Work to be completed — Which lines in the entries below contain the word "title"? Report each such line in full, counting a match only when the case is the same.

— BEGIN Data records —

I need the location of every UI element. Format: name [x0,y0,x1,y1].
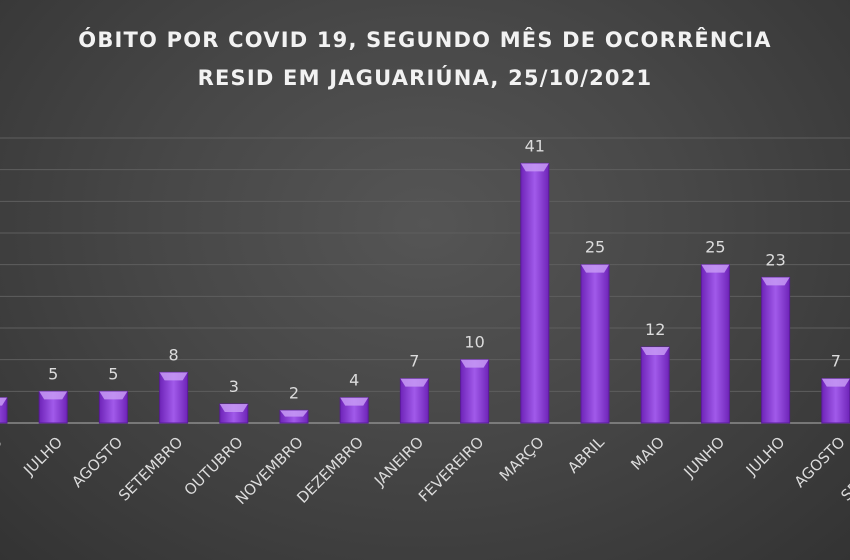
bar-cap [280,410,308,417]
x-tick-label: ABRIL [564,433,608,477]
bar-cap [761,277,790,286]
bar-cap [520,163,549,172]
bar-cap [99,391,128,400]
bar-cap [400,378,429,387]
chart-title-line1: ÓBITO POR COVID 19, SEGUNDO MÊS DE OCORR… [78,28,772,52]
data-label: 7 [409,352,419,371]
data-label: 3 [229,377,239,396]
bar-cap [460,359,489,368]
data-label: 25 [585,238,605,257]
bar-cap [340,397,369,406]
data-label: 41 [525,136,545,155]
data-label: 10 [464,333,484,352]
data-label: 5 [108,364,118,383]
data-label: 25 [705,238,725,257]
data-label: 5 [48,364,58,383]
bar-setembro [159,371,189,424]
data-label: 8 [169,345,179,364]
bar-março [520,162,550,424]
x-axis-labels: JUNHO JULHO AGOSTOSETEMBROOUTUBRONOVEMBROD… [0,433,850,508]
bar-cap [641,347,670,355]
bar-cap [581,264,609,273]
bar-cap [159,372,188,381]
bar-cap [701,264,730,273]
bar-junho [0,397,8,424]
bar-julho [761,276,791,424]
x-tick-label: JUNHO [0,433,6,482]
data-label: 4 [349,371,359,390]
x-tick-label: MARÇO [496,433,548,485]
bar-maio [640,346,670,424]
x-tick-label: JULHO [19,433,66,480]
x-tick-label: FEVEREIRO [415,433,487,505]
x-tick-label: AGOSTO [791,433,849,491]
data-label: 12 [645,320,665,339]
bar-fevereiro [460,359,490,424]
bar-cap [39,391,68,400]
bar-cap [219,404,248,412]
data-label: 2 [289,383,299,402]
x-tick-label: JUNHO [680,433,729,482]
bars: 4558324710412512252376 [0,136,850,424]
x-tick-label: AGOSTO [68,433,126,491]
data-label: 23 [765,250,785,269]
x-tick-label: JANEIRO [370,433,427,490]
chart-title-line2: RESID EM JAGUARIÚNA, 25/10/2021 [197,66,653,90]
data-label: 7 [831,352,841,371]
x-tick-label: SETEMBRO [115,433,186,504]
bar-abril [580,264,610,424]
bar-junho [700,264,730,424]
bar-cap [0,397,7,406]
x-tick-label: JULHO [742,433,789,480]
bar-cap [821,378,850,387]
x-tick-label: MAIO [627,433,668,474]
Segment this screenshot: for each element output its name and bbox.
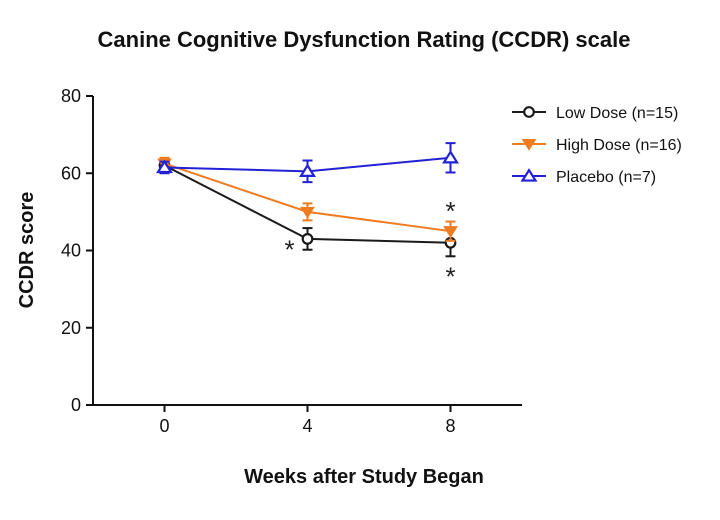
legend-item: Placebo (n=7) bbox=[512, 168, 656, 186]
data-point-triangle-down bbox=[443, 226, 458, 238]
y-tick-label: 20 bbox=[61, 318, 81, 338]
chart-title: Canine Cognitive Dysfunction Rating (CCD… bbox=[98, 27, 631, 52]
data-point-triangle-down bbox=[300, 206, 315, 219]
legend-marker bbox=[523, 106, 535, 118]
y-tick-label: 60 bbox=[61, 163, 81, 183]
legend-item: Low Dose (n=15) bbox=[512, 105, 678, 122]
data-point-triangle-up bbox=[299, 163, 316, 177]
legend-label: Low Dose (n=15) bbox=[556, 105, 678, 122]
x-axis-ticks: 0 4 8 bbox=[159, 405, 456, 436]
significance-asterisk: * bbox=[284, 235, 294, 265]
x-tick-label: 4 bbox=[302, 416, 312, 436]
series-2 bbox=[156, 142, 459, 184]
data-point-circle bbox=[301, 233, 314, 245]
legend-label: Placebo (n=7) bbox=[556, 169, 656, 186]
significance-asterisk: * bbox=[445, 262, 455, 292]
annotation-layer: * * * bbox=[284, 196, 455, 292]
series-layer bbox=[156, 142, 459, 258]
y-tick-label: 0 bbox=[71, 395, 81, 415]
legend-marker bbox=[520, 168, 538, 182]
x-axis-label: Weeks after Study Began bbox=[244, 466, 484, 488]
y-tick-label: 80 bbox=[61, 86, 81, 106]
legend-item: High Dose (n=16) bbox=[512, 137, 682, 154]
y-axis-label: CCDR score bbox=[16, 192, 38, 309]
x-tick-label: 0 bbox=[159, 416, 169, 436]
x-tick-label: 8 bbox=[445, 416, 455, 436]
data-point-triangle-up bbox=[442, 149, 459, 164]
legend-marker bbox=[521, 138, 537, 151]
significance-asterisk: * bbox=[445, 196, 455, 226]
y-tick-label: 40 bbox=[61, 241, 81, 261]
data-point-triangle-up bbox=[156, 159, 173, 174]
y-axis-ticks: 0 20 40 60 80 bbox=[61, 86, 93, 415]
legend: Low Dose (n=15) High Dose (n=16) Placebo (… bbox=[512, 105, 682, 186]
legend-label: High Dose (n=16) bbox=[556, 137, 682, 154]
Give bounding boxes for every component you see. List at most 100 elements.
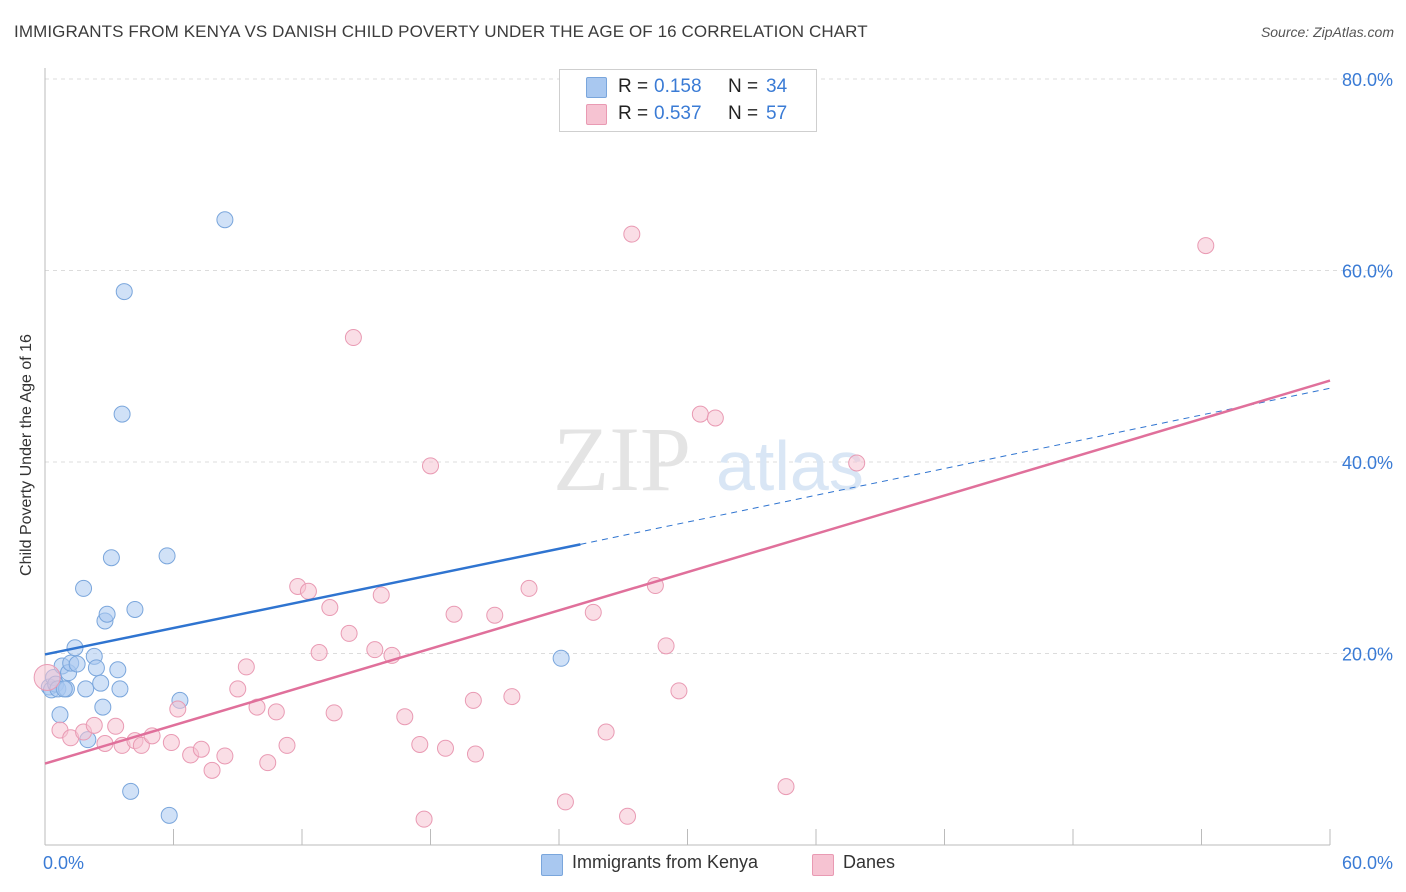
danes-point: [584, 603, 602, 621]
y-tick-label: 40.0%: [1342, 453, 1393, 473]
kenya-point: [55, 680, 73, 698]
danes-point: [340, 624, 358, 642]
danes-point: [325, 704, 343, 722]
kenya-point: [115, 283, 133, 301]
kenya-point: [126, 600, 144, 618]
danes-point: [597, 723, 615, 741]
danes-point: [259, 754, 277, 772]
chart-title: IMMIGRANTS FROM KENYA VS DANISH CHILD PO…: [14, 22, 868, 41]
y-tick-label: 60.0%: [1342, 262, 1393, 282]
kenya-point: [51, 706, 69, 724]
danes-point: [396, 708, 414, 726]
danes-point: [619, 807, 637, 825]
y-tick-label: 20.0%: [1342, 645, 1393, 665]
danes-point: [162, 734, 180, 752]
axes-layer: [44, 68, 1331, 846]
danes-swatch: [586, 104, 607, 125]
danes-point: [192, 740, 210, 758]
trend-lines: [44, 379, 1331, 765]
danes-point: [486, 606, 504, 624]
danes-point: [216, 747, 234, 765]
danes-point: [237, 658, 255, 676]
r-label: R =: [618, 76, 649, 97]
danes-point: [777, 778, 795, 796]
source-note: Source: ZipAtlas.com: [1260, 24, 1394, 40]
kenya-point: [68, 655, 86, 673]
danes-point: [520, 579, 538, 597]
kenya-trend-line: [44, 543, 581, 656]
watermark-zip: ZIP: [553, 408, 691, 510]
danes-point: [1197, 237, 1215, 255]
kenya-point: [216, 211, 234, 229]
danes-point: [107, 717, 125, 735]
danes-point: [278, 736, 296, 754]
danes-point: [464, 691, 482, 709]
danes-point: [85, 716, 103, 734]
danes-point: [466, 745, 484, 763]
grid-layer: [45, 78, 1392, 654]
danes-point: [623, 225, 641, 243]
danes-point: [33, 663, 61, 691]
kenya-point: [552, 649, 570, 667]
danes-point: [366, 641, 384, 659]
y-tick-label: 80.0%: [1342, 70, 1393, 90]
n-label: N =: [728, 103, 759, 124]
danes-legend-swatch: [812, 854, 834, 876]
danes-point: [229, 680, 247, 698]
kenya-point: [94, 698, 112, 716]
kenya-point: [98, 605, 116, 623]
watermark-atlas: atlas: [716, 427, 864, 505]
kenya-trend-extension: [580, 387, 1331, 545]
kenya-point: [75, 579, 93, 597]
kenya-legend-label: Immigrants from Kenya: [572, 852, 759, 872]
kenya-point: [113, 405, 131, 423]
kenya-point: [111, 680, 129, 698]
danes-point: [267, 703, 285, 721]
kenya-point: [109, 661, 127, 679]
kenya-point: [160, 806, 178, 824]
kenya-point: [92, 674, 110, 692]
series-danes: [33, 225, 1215, 828]
danes-point: [299, 582, 317, 600]
r-label: R =: [618, 103, 649, 124]
n-label: N =: [728, 76, 759, 97]
danes-point: [670, 682, 688, 700]
x-tick-label: 0.0%: [43, 853, 84, 873]
danes-point: [415, 810, 433, 828]
r-value: 0.537: [654, 103, 702, 124]
danes-point: [436, 739, 454, 757]
kenya-point: [87, 659, 105, 677]
danes-point: [503, 688, 521, 706]
n-value: 34: [766, 76, 788, 97]
correlation-legend: R = 0.158 N = 34 R = 0.537 N = 57: [559, 69, 817, 132]
danes-point: [203, 761, 221, 779]
danes-point: [321, 599, 339, 617]
danes-point: [691, 405, 709, 423]
kenya-legend-swatch: [541, 854, 563, 876]
danes-point: [848, 454, 866, 472]
danes-point: [132, 736, 150, 754]
r-value: 0.158: [654, 76, 702, 97]
danes-point: [411, 735, 429, 753]
danes-point: [445, 605, 463, 623]
kenya-swatch: [586, 77, 607, 98]
tick-labels: 20.0% 40.0% 60.0% 80.0% 0.0% 60.0%: [43, 70, 1393, 873]
danes-point: [372, 586, 390, 604]
kenya-point: [77, 680, 95, 698]
danes-point: [169, 700, 187, 718]
watermark: ZIP atlas: [553, 408, 864, 510]
danes-point: [344, 329, 362, 347]
danes-trend-line: [44, 379, 1331, 765]
danes-point: [657, 637, 675, 655]
danes-point: [556, 793, 574, 811]
kenya-point: [122, 782, 140, 800]
danes-point: [422, 457, 439, 475]
n-value: 57: [766, 103, 788, 124]
kenya-point: [158, 547, 176, 565]
kenya-point: [102, 549, 120, 567]
danes-point: [310, 644, 328, 662]
danes-legend-label: Danes: [843, 852, 896, 872]
danes-point: [706, 409, 724, 427]
x-tick-label: 60.0%: [1342, 853, 1393, 873]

— END Data records —

Reply —
chart-title-line1: ÓBITO POR COVID 19, SEGUNDO MÊS DE OCORR… [78,28,772,52]
chart-title-line2: RESID EM JAGUARIÚNA, 25/10/2021 [197,66,653,90]
chart-title: Canine Cognitive Dysfunction Rating (CCD… bbox=[98, 27, 631, 52]
chart-title: IMMIGRANTS FROM KENYA VS DANISH CHILD PO…: [14, 22, 868, 41]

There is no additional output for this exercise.